- TASK DETAILS:
Give the number of lines in the data that contain the word "below"; no other text is needed.
◇ ◇ ◇ ◇ ◇ ◇ ◇
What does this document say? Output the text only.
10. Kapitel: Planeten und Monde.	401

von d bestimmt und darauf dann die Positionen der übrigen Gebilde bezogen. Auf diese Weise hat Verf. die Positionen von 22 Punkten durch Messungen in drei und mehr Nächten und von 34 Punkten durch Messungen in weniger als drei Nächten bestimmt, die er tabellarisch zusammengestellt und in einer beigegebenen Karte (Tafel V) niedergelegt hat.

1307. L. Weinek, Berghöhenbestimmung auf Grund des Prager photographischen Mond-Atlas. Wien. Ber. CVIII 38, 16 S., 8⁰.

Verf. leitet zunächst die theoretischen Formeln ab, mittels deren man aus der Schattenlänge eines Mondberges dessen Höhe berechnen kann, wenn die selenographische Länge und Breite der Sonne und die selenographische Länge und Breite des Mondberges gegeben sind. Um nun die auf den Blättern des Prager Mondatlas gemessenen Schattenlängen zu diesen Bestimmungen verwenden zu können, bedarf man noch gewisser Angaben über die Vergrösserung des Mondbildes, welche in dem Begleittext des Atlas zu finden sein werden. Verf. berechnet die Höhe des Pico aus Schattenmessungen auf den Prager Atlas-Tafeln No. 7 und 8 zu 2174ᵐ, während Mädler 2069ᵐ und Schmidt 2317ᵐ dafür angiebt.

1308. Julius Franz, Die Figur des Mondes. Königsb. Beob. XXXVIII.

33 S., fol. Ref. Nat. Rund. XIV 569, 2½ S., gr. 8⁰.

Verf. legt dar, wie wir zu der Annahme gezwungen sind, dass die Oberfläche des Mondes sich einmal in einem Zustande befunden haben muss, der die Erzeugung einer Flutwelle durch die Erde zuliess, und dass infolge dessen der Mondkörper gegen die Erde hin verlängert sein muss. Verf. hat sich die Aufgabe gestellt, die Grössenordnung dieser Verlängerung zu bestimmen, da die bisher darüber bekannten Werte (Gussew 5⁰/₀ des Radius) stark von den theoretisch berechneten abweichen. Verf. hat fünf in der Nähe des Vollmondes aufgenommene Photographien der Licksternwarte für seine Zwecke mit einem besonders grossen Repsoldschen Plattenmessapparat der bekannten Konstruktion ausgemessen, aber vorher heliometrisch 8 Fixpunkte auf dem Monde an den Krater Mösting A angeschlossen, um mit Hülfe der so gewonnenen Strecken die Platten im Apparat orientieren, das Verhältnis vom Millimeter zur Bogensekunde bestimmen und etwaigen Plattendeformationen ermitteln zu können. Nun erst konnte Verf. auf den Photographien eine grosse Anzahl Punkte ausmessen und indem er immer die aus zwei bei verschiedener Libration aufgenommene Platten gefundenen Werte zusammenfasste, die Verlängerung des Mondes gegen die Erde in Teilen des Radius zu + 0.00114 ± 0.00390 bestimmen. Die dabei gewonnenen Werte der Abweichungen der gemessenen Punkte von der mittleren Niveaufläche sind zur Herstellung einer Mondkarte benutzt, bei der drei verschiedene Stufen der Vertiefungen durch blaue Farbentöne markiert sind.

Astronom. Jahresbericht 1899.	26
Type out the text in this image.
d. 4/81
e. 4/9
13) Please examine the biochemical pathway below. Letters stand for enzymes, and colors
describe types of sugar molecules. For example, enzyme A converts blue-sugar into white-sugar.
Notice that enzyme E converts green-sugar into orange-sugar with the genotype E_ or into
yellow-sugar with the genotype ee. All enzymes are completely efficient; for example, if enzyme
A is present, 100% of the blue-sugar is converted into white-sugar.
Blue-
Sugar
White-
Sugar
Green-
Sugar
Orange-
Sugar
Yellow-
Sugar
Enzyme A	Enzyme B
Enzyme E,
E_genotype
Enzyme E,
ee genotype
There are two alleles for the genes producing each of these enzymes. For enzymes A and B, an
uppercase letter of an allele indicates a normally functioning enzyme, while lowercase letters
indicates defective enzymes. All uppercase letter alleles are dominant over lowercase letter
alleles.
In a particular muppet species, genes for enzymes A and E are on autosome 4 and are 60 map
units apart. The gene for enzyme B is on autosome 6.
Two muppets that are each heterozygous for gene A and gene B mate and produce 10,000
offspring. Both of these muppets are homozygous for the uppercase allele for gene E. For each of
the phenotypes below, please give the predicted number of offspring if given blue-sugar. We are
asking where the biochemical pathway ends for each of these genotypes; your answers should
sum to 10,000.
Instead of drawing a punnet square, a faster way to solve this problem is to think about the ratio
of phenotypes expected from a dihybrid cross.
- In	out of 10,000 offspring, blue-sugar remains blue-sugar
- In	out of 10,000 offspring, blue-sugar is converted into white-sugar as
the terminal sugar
◇ ◇ ◇ ◇ ◇ ◇ ◇
- EXERCISE RESULT:
2